* Begin Information shown *

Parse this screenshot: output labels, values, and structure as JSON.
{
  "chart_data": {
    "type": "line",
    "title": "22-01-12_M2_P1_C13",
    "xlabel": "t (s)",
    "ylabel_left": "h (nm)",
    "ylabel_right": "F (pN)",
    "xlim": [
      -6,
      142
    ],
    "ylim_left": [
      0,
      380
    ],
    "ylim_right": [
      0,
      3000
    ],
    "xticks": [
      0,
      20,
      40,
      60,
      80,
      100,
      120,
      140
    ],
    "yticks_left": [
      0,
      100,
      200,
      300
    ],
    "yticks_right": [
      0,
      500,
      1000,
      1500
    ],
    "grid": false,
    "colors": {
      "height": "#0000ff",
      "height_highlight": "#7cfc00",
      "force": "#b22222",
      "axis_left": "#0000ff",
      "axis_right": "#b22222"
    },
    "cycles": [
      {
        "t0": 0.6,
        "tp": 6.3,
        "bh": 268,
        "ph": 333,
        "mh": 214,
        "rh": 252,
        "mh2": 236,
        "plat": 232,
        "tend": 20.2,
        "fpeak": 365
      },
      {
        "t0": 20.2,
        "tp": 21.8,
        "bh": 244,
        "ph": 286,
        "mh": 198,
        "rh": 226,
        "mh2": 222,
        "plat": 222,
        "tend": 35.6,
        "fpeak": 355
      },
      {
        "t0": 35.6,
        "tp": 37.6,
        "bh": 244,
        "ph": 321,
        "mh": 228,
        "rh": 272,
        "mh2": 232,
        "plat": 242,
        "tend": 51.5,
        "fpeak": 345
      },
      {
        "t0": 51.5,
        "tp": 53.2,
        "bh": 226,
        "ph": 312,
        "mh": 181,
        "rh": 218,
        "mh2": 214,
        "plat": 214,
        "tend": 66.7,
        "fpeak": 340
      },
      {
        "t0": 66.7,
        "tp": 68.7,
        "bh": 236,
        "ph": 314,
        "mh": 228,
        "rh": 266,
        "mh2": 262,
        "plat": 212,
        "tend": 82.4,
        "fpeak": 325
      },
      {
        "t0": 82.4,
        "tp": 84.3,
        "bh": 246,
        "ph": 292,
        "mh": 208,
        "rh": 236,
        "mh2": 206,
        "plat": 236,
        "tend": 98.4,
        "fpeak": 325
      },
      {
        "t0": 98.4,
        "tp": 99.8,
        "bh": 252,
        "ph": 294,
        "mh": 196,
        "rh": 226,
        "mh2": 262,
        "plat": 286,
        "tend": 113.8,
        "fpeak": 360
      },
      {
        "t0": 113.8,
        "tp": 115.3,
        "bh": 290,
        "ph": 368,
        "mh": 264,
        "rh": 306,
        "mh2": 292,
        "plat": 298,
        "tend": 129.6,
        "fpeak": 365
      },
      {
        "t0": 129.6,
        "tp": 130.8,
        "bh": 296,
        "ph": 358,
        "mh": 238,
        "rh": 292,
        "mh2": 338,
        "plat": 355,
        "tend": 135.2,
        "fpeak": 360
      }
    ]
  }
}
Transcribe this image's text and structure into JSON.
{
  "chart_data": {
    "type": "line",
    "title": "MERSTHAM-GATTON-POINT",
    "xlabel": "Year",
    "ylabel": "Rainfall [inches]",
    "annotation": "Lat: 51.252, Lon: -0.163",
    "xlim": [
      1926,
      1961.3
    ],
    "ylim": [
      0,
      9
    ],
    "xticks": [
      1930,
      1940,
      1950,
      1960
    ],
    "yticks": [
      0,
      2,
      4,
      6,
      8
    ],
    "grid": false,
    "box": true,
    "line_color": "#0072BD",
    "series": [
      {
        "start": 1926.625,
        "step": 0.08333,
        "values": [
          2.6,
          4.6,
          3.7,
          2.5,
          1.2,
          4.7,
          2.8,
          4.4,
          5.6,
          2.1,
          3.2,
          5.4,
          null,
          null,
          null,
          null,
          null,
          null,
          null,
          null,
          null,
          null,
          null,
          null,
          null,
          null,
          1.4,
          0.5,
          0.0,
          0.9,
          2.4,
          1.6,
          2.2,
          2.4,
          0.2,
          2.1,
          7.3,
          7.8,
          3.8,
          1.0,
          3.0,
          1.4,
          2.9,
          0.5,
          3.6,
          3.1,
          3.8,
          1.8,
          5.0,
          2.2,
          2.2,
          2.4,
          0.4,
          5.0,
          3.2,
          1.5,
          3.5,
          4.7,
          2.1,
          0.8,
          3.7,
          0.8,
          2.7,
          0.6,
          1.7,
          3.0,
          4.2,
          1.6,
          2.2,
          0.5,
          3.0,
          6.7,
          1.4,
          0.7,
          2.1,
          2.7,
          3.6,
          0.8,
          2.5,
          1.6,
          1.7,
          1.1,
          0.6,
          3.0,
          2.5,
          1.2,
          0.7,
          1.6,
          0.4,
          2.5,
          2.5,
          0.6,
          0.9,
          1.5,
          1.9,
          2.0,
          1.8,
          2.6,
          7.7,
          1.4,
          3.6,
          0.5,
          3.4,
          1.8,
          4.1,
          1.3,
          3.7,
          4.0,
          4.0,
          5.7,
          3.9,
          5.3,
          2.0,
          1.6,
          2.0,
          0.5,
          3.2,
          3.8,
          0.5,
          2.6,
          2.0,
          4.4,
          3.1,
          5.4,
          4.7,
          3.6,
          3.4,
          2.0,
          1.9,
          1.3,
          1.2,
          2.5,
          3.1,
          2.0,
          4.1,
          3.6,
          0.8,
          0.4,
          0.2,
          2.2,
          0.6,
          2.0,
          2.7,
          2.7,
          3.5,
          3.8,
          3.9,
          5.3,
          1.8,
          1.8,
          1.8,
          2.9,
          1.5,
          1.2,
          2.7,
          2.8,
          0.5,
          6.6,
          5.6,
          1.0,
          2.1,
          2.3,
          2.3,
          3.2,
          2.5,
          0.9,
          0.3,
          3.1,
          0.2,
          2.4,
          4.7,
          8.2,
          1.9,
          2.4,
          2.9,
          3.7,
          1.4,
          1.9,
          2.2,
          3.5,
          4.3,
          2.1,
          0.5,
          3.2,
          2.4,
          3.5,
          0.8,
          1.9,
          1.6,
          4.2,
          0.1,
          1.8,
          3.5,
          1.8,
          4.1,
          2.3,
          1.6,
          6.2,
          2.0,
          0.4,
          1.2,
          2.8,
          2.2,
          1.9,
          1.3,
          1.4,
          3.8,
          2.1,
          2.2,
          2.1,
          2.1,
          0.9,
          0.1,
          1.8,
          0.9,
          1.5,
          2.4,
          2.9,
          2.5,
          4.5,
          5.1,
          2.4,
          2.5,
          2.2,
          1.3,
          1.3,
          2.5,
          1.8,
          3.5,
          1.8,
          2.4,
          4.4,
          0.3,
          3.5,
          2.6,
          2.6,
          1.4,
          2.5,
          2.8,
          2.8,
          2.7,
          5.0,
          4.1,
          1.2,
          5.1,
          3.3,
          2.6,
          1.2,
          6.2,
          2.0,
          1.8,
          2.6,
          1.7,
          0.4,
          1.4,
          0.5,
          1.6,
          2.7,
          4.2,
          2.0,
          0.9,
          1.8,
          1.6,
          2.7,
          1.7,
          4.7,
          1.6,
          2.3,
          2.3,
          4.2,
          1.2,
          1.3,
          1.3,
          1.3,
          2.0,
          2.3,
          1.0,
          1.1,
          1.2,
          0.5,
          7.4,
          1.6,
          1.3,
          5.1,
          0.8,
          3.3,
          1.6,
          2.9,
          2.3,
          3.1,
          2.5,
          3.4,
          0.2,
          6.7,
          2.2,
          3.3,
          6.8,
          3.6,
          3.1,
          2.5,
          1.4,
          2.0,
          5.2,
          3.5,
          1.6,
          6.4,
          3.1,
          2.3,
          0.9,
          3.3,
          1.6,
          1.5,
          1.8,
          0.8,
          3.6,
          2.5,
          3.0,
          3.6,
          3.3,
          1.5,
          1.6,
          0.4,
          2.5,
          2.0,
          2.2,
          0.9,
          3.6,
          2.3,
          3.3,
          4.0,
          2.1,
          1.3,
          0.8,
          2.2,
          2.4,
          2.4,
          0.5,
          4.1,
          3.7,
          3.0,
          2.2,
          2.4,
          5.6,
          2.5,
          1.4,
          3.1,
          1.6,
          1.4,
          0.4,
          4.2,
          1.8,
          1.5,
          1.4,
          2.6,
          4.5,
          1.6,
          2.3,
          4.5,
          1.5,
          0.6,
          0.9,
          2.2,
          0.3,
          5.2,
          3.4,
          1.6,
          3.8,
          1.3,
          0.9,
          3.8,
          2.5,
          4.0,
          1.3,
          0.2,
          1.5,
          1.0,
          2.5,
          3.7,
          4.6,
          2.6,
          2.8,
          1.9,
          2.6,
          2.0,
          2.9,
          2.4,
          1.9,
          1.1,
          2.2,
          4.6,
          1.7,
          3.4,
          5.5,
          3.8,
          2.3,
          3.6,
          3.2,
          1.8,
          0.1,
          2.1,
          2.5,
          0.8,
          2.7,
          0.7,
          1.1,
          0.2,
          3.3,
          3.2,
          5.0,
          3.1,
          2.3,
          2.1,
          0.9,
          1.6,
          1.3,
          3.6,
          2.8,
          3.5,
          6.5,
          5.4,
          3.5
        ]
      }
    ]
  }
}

* End Information shown *

**Exercise instructions**
Report the number of lines above that contain the word "tend", and only that number.

**Response for this exercise**
9